[start of Data to process]
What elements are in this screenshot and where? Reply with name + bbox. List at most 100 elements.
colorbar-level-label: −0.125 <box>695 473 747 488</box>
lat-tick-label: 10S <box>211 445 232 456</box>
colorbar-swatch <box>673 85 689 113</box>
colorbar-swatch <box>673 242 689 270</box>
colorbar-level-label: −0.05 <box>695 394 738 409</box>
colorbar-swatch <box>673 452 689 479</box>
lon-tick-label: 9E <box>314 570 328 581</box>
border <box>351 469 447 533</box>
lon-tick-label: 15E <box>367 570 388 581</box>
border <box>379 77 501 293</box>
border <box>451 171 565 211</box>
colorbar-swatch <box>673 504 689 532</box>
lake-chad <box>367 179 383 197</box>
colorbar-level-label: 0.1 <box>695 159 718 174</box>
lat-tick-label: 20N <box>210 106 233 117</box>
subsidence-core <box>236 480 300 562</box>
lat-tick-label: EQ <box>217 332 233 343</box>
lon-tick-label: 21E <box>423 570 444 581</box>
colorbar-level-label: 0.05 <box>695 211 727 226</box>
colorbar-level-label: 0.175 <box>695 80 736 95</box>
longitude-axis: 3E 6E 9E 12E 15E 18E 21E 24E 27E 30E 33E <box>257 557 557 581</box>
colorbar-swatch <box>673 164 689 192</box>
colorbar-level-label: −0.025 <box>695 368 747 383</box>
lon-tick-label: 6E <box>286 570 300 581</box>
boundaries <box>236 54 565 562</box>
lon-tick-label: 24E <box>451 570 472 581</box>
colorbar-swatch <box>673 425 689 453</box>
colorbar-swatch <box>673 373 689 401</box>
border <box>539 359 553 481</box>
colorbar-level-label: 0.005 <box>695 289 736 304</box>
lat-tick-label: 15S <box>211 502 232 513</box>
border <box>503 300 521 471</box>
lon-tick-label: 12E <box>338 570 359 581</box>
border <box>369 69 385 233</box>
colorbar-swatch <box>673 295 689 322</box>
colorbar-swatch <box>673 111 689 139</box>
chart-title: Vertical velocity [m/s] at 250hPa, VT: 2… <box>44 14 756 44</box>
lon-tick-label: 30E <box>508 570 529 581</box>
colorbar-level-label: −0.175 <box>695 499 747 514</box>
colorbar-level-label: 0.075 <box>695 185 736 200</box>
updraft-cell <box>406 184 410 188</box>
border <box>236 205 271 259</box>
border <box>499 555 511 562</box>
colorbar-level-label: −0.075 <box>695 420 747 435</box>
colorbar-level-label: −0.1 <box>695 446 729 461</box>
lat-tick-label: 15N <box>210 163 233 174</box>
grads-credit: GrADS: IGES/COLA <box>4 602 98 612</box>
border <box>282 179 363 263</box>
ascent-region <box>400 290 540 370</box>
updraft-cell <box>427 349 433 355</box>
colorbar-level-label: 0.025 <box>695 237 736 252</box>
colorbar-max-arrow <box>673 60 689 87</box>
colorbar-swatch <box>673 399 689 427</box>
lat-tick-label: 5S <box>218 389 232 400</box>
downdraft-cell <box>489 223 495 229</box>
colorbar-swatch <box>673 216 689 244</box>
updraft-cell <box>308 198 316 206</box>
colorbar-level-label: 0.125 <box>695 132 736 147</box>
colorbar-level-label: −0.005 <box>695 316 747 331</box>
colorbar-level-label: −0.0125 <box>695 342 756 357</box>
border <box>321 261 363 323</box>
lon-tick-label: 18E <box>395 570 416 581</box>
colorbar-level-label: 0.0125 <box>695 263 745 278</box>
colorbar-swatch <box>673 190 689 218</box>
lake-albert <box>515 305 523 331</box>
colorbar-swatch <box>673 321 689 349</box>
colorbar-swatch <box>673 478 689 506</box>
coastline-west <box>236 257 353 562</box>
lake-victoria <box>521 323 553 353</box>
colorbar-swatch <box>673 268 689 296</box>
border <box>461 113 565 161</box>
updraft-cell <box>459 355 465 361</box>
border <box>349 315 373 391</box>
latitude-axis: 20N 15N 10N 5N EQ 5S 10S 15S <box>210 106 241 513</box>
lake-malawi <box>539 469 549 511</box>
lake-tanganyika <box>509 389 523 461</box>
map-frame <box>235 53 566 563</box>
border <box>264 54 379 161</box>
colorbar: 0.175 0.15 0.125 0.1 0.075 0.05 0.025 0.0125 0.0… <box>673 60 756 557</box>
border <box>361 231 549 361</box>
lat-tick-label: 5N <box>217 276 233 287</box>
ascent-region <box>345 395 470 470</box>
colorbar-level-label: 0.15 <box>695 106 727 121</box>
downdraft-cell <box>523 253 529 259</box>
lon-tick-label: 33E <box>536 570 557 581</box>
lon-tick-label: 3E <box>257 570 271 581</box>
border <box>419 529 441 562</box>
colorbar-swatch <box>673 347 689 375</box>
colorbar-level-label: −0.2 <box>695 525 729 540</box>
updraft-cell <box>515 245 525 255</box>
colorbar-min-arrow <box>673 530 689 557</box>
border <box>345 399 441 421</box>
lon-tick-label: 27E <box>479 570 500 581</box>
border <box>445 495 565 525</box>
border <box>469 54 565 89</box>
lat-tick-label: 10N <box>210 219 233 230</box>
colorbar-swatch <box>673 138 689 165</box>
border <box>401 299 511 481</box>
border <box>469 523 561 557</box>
[end of Data to process]
> _What this task involves_: Update the listing from its first line through the line containing "colorbar-level-label: −0.05 <box>695", replacing "colorbar-swatch" with "legend-swatch" and keeping everything else the same. Return only those lines.

> _Solution for this problem_:
What elements are in this screenshot and where? Reply with name + bbox. List at most 100 elements.
colorbar-level-label: −0.125 <box>695 473 747 488</box>
lat-tick-label: 10S <box>211 445 232 456</box>
legend-swatch <box>673 85 689 113</box>
legend-swatch <box>673 242 689 270</box>
colorbar-level-label: −0.05 <box>695 394 738 409</box>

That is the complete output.